───── Texte de la page

Montreuil. Une maison comme les autres. Façade terne, d’une banalité qui tranche avec l’extraordinaire de l’art et de la vie de cette artiste ne se laissant enfermer dans aucune case. Se serait-on trompé d’adresse ? Très vite, le doute se dissipe. La porte s’ouvre sur une autre réalité... Viviane, fée-lumière, nous accueille à bras ouverts, littéralement. Ses yeux couleur ciel nous transpercent, en même temps qu’ils embrassent l’Univers. Tout est déjà là, dans son regard à part. Petite fille espiègle autant que déesse millénaire, Viviane-José Restieau se définit comme une exploratrice du microcosme et du macrocosme.

──────────

● Objectifs
#1 Recopiez fidèlement, dans les entrées, le passage qui va du tout début jusqu'à la ligne contenant "cell-pervisits: 51 — [691, 248, 840, 284]", celle-ci comprise.
#2 Prolongez le portrait de Viviane-José Restieau à la suite de sa dernière phrase.
Le portrait de Viviane-José Restieau n'a aucun rapport avec les entrées.

───── Entrées de données

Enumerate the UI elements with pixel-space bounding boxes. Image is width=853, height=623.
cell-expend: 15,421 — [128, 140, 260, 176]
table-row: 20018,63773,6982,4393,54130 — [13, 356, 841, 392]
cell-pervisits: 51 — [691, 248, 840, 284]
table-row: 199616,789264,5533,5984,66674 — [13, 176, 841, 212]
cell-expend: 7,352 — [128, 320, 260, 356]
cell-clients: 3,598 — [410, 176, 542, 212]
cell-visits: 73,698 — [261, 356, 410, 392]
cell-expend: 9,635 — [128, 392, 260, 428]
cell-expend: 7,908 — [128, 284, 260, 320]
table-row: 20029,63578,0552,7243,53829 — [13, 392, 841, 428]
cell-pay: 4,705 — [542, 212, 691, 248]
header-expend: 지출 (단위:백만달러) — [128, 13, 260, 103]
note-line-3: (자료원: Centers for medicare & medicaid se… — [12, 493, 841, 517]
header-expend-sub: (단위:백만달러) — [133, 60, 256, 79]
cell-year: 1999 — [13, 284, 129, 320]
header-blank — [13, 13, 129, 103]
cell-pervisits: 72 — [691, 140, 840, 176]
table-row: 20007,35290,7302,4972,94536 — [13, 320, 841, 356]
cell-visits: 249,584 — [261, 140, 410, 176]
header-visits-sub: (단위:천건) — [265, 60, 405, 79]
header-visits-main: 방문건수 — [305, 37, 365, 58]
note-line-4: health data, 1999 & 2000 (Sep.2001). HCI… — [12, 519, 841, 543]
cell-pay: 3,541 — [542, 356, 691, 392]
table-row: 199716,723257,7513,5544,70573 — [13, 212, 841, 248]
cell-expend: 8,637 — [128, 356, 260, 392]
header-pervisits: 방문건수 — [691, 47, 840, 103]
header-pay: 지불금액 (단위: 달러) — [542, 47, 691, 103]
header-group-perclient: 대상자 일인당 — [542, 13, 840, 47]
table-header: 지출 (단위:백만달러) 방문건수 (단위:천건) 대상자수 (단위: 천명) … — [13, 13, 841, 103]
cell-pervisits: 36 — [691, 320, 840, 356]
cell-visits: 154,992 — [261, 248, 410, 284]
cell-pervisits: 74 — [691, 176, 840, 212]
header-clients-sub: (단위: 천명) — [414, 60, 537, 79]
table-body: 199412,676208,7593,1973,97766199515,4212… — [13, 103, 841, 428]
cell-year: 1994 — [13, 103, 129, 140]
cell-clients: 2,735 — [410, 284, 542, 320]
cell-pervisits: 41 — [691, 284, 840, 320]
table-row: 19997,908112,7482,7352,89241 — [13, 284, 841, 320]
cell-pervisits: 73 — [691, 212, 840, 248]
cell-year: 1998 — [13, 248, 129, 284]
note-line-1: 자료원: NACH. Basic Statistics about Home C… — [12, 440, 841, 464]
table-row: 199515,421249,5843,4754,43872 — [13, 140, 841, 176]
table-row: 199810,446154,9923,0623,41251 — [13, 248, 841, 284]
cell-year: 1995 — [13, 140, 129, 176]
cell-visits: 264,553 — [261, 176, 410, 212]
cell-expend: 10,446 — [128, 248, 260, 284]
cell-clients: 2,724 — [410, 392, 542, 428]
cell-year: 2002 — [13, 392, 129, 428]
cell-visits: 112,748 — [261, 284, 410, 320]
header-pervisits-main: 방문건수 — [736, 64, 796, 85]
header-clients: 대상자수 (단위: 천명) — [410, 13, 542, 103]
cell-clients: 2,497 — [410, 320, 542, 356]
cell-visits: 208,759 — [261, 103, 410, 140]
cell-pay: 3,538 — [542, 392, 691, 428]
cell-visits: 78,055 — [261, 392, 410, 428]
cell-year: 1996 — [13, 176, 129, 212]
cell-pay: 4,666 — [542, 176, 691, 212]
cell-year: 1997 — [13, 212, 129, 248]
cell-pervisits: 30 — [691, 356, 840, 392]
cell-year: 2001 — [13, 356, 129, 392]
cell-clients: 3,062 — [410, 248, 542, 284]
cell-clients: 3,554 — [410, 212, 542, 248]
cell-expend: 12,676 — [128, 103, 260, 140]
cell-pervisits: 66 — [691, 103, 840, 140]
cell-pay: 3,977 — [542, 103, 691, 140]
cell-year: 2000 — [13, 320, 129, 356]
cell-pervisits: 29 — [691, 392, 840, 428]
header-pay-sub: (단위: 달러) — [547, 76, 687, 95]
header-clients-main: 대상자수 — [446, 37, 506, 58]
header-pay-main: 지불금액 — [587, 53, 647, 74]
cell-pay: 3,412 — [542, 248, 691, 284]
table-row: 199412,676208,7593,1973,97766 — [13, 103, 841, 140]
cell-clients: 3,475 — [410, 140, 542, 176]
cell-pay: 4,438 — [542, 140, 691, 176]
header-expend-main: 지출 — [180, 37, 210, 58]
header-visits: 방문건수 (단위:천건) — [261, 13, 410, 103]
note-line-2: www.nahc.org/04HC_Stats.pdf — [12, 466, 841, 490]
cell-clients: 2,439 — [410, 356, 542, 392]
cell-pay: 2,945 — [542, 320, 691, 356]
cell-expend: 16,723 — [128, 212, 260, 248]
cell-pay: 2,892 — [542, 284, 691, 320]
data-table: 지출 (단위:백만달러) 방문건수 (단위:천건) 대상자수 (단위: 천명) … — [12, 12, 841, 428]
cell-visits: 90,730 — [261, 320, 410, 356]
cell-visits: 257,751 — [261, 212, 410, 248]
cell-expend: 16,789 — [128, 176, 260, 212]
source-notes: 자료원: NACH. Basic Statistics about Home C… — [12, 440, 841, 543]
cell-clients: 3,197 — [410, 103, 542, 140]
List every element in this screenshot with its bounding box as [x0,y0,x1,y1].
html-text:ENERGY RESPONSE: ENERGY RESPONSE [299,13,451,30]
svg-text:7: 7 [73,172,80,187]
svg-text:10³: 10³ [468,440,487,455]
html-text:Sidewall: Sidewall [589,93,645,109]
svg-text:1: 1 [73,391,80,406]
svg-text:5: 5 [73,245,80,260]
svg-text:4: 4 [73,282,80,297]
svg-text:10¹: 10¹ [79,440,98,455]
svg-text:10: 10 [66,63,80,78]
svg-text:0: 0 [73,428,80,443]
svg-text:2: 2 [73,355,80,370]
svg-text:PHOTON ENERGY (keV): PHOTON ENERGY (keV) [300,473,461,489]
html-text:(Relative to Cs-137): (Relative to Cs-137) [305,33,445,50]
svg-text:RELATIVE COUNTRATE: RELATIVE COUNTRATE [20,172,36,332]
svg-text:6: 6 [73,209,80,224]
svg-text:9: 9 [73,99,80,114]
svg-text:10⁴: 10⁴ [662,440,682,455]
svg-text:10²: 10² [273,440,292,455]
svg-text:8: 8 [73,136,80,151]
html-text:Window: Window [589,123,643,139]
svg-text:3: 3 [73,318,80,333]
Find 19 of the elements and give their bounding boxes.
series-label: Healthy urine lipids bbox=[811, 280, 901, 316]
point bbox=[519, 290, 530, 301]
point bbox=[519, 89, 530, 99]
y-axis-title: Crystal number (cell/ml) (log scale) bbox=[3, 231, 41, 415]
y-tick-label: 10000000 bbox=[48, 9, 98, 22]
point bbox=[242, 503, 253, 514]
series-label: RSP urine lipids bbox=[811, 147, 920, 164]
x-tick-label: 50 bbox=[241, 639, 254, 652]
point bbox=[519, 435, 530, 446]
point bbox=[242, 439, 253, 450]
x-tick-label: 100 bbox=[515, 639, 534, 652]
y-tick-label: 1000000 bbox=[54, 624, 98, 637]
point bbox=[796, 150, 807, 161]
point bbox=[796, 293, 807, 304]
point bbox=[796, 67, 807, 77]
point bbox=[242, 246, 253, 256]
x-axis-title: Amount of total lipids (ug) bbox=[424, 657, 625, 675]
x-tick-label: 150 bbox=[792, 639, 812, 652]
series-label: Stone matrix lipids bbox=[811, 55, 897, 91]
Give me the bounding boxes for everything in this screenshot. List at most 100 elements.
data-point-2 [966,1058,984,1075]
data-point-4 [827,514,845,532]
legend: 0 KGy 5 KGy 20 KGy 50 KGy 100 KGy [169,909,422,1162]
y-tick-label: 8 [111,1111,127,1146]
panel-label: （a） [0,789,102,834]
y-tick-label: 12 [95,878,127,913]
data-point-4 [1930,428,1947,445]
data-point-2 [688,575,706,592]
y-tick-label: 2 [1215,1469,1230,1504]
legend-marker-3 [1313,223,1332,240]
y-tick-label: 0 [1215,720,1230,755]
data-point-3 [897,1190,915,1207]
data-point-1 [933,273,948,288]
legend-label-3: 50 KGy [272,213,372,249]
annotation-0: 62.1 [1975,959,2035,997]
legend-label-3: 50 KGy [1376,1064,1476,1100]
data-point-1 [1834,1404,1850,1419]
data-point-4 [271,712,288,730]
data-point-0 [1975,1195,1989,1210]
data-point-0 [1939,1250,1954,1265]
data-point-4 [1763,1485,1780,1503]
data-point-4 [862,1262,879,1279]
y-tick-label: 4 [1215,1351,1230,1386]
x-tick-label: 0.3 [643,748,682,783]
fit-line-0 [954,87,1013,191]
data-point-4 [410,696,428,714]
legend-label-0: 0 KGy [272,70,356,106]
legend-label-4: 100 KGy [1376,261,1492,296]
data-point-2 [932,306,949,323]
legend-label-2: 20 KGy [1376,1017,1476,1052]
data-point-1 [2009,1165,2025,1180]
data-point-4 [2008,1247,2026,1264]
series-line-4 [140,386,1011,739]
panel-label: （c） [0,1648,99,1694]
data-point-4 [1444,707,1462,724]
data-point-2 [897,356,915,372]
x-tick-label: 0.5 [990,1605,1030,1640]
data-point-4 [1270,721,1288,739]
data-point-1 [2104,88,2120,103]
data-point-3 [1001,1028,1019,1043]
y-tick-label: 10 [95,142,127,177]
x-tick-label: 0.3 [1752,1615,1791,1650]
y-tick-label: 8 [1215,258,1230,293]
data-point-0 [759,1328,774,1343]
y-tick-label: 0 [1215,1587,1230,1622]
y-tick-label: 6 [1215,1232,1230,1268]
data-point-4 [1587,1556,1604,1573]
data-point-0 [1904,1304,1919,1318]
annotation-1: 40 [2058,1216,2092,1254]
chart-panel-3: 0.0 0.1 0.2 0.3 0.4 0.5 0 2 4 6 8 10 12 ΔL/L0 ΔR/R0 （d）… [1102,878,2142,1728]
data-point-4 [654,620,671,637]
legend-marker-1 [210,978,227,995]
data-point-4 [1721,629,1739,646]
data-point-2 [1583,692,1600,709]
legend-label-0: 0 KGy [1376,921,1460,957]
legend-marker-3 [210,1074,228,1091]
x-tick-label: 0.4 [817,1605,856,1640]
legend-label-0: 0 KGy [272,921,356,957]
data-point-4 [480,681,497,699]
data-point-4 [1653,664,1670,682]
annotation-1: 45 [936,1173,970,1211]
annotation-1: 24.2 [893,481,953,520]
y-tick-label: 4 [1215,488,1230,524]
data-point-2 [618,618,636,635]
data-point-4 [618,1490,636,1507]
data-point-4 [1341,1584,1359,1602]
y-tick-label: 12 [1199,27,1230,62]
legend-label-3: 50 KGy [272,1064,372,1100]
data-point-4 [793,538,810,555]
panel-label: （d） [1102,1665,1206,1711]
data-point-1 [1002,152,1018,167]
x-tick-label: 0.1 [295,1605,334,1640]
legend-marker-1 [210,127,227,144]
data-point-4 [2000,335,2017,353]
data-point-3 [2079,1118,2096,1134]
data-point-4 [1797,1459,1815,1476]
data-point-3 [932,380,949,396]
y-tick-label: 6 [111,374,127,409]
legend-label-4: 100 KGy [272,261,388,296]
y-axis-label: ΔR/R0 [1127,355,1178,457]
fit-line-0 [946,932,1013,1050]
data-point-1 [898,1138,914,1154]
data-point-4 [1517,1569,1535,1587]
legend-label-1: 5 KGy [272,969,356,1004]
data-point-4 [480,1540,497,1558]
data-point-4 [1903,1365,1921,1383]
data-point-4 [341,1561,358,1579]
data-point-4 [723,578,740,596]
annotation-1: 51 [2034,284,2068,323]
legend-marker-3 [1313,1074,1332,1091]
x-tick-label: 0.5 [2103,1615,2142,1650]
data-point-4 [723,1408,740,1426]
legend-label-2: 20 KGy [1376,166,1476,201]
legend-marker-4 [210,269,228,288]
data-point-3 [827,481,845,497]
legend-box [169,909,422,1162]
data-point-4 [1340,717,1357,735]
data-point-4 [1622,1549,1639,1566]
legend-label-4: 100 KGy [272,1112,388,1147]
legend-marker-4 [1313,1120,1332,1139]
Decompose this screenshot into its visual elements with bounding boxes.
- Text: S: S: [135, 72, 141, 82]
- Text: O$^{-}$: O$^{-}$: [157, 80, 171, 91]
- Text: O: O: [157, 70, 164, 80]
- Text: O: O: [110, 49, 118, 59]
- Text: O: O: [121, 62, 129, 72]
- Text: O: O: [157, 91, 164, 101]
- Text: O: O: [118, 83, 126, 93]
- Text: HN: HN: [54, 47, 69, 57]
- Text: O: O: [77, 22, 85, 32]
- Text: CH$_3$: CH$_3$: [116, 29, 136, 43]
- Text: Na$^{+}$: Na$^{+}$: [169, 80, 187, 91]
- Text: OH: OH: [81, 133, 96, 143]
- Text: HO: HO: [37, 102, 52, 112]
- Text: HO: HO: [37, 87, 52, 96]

──────────

● Réponses fournies
#1
Enumerate the UI elements with pixel-space bounding boxes. Image is width=853, height=623.
cell-expend: 15,421 — [128, 140, 260, 176]
table-row: 20018,63773,6982,4393,54130 — [13, 356, 841, 392]
cell-pervisits: 51 — [691, 248, 840, 284]

#2
« Nous sommes tellement liés par les particules lumière qui nous composent que nous vivons l’expérience de l’Univers simultanément avec l’expérience individuelle », partage-t-elle. Son antre, lieu de vie et atelier, traduit en 3D la magie de son chemin de vie, pavé d’ombre et de lumière. À mi-chemin entre manoir de conte de fées et caverne alchimique, avec en plein cœur un jardin enchanté, cette maison est
« un rêve descendu sur Terre en secret ».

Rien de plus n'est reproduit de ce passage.